### Stored records

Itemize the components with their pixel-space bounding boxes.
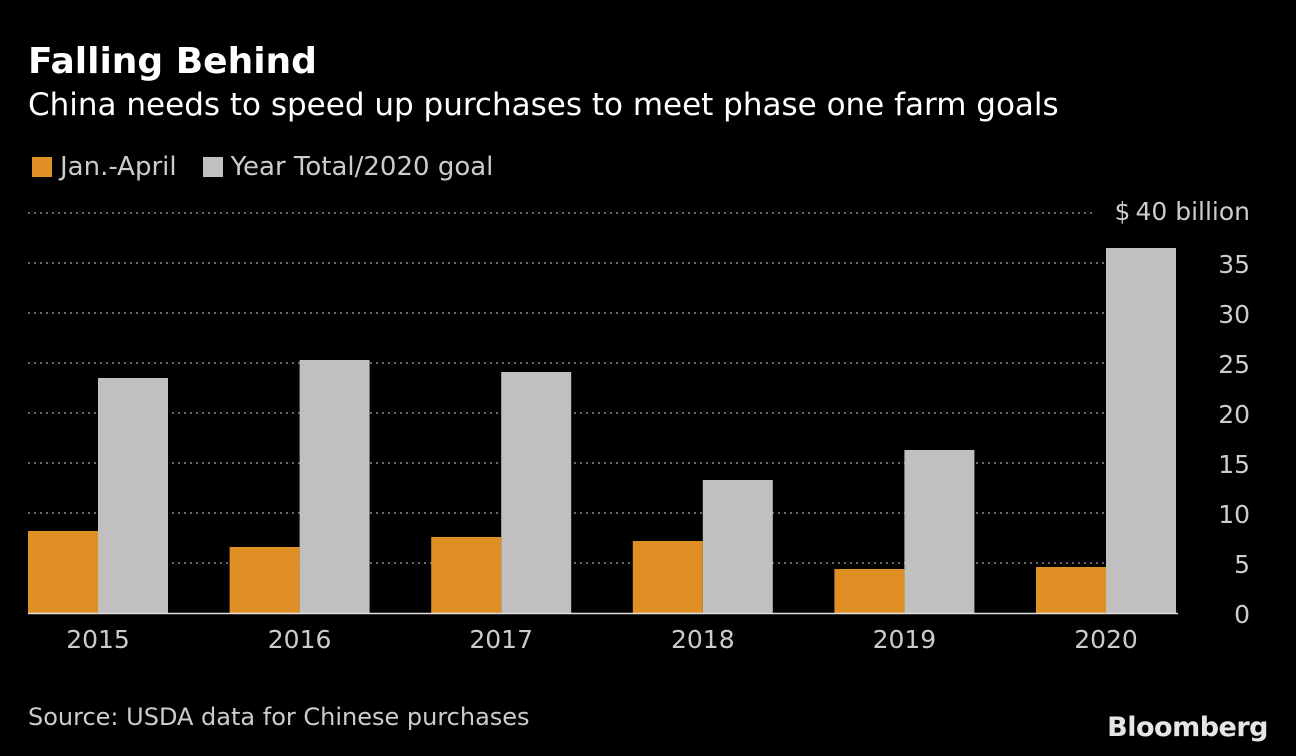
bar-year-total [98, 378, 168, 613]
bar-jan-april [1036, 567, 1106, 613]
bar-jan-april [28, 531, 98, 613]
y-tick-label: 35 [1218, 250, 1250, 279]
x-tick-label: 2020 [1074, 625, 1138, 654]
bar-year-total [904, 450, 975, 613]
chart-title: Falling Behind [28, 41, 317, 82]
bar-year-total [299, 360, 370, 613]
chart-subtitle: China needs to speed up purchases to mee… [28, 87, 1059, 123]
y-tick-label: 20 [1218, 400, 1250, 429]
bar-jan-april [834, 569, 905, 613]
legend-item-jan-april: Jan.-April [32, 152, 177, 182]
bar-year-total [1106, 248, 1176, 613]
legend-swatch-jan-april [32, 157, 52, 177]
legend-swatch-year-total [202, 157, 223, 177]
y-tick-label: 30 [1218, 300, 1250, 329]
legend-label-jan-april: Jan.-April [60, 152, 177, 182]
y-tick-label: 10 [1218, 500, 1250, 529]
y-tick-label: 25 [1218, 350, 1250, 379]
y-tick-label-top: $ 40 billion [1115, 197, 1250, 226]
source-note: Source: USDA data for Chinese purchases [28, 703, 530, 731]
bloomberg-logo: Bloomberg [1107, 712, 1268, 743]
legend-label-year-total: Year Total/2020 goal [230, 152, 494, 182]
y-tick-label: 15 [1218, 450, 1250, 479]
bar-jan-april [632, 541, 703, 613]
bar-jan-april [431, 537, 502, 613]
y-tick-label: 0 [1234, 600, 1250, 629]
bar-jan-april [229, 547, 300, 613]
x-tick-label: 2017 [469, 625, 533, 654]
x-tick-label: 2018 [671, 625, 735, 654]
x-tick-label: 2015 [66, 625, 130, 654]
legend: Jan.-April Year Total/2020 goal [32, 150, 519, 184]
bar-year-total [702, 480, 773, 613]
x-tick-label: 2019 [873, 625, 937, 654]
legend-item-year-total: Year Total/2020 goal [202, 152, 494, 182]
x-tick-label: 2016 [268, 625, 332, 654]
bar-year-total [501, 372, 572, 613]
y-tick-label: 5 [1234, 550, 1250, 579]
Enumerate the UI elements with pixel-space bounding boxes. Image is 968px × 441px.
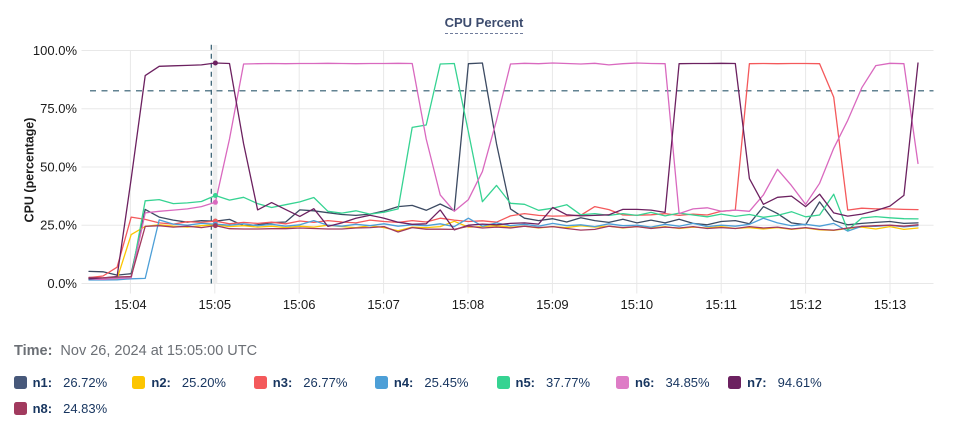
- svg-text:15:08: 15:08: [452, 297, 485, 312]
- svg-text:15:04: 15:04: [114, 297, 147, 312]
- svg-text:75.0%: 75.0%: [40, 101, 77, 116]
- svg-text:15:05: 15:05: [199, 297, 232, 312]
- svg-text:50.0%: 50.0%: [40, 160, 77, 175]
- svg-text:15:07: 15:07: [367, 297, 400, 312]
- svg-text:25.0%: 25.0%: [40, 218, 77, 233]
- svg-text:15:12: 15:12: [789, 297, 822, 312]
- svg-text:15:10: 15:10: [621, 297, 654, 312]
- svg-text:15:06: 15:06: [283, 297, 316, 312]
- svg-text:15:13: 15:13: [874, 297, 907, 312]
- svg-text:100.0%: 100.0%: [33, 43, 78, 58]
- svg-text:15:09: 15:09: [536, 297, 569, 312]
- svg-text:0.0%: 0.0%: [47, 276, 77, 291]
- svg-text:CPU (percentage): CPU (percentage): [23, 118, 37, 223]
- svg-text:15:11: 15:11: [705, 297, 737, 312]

######

■ **Stated task**
Rewrite all of the material with every "bar-year-total" changed to "bar-annual-total" and everything else unchanged. Leave out the pictures.

■ **Problem solution**
Itemize the components with their pixel-space bounding boxes.
bar-annual-total [98, 378, 168, 613]
bar-jan-april [1036, 567, 1106, 613]
bar-jan-april [28, 531, 98, 613]
y-tick-label: 35 [1218, 250, 1250, 279]
x-tick-label: 2020 [1074, 625, 1138, 654]
bar-annual-total [904, 450, 975, 613]
chart-title: Falling Behind [28, 41, 317, 82]
bar-annual-total [299, 360, 370, 613]
chart-subtitle: China needs to speed up purchases to mee… [28, 87, 1059, 123]
y-tick-label: 20 [1218, 400, 1250, 429]
bar-jan-april [834, 569, 905, 613]
legend-item-jan-april: Jan.-April [32, 152, 177, 182]
bar-annual-total [1106, 248, 1176, 613]
legend-swatch-jan-april [32, 157, 52, 177]
legend-swatch-year-total [202, 157, 223, 177]
y-tick-label: 30 [1218, 300, 1250, 329]
legend-label-jan-april: Jan.-April [60, 152, 177, 182]
y-tick-label: 10 [1218, 500, 1250, 529]
y-tick-label: 25 [1218, 350, 1250, 379]
y-tick-label-top: $ 40 billion [1115, 197, 1250, 226]
source-note: Source: USDA data for Chinese purchases [28, 703, 530, 731]
bloomberg-logo: Bloomberg [1107, 712, 1268, 743]
legend-label-year-total: Year Total/2020 goal [230, 152, 494, 182]
y-tick-label: 15 [1218, 450, 1250, 479]
bar-jan-april [632, 541, 703, 613]
bar-jan-april [431, 537, 502, 613]
y-tick-label: 0 [1234, 600, 1250, 629]
bar-jan-april [229, 547, 300, 613]
x-tick-label: 2017 [469, 625, 533, 654]
x-tick-label: 2018 [671, 625, 735, 654]
x-tick-label: 2015 [66, 625, 130, 654]
legend: Jan.-April Year Total/2020 goal [32, 150, 519, 184]
bar-annual-total [702, 480, 773, 613]
x-tick-label: 2019 [873, 625, 937, 654]
legend-item-year-total: Year Total/2020 goal [202, 152, 494, 182]
x-tick-label: 2016 [268, 625, 332, 654]
bar-annual-total [501, 372, 572, 613]
y-tick-label: 5 [1234, 550, 1250, 579]
Enumerate the UI elements with pixel-space bounding boxes. Image is 968px × 441px.
- svg-text:15:08: 15:08: [452, 297, 485, 312]
- svg-text:15:04: 15:04: [114, 297, 147, 312]
- svg-text:75.0%: 75.0%: [40, 101, 77, 116]
- svg-text:15:05: 15:05: [199, 297, 232, 312]
- svg-text:50.0%: 50.0%: [40, 160, 77, 175]
- svg-text:15:07: 15:07: [367, 297, 400, 312]
- svg-text:25.0%: 25.0%: [40, 218, 77, 233]
- svg-text:15:12: 15:12: [789, 297, 822, 312]
- svg-text:15:10: 15:10: [621, 297, 654, 312]
- svg-text:15:06: 15:06: [283, 297, 316, 312]
- svg-text:15:13: 15:13: [874, 297, 907, 312]
- svg-text:100.0%: 100.0%: [33, 43, 78, 58]
- svg-text:15:09: 15:09: [536, 297, 569, 312]
- svg-text:0.0%: 0.0%: [47, 276, 77, 291]
- svg-text:CPU (percentage): CPU (percentage): [23, 118, 37, 223]
- svg-text:15:11: 15:11: [705, 297, 737, 312]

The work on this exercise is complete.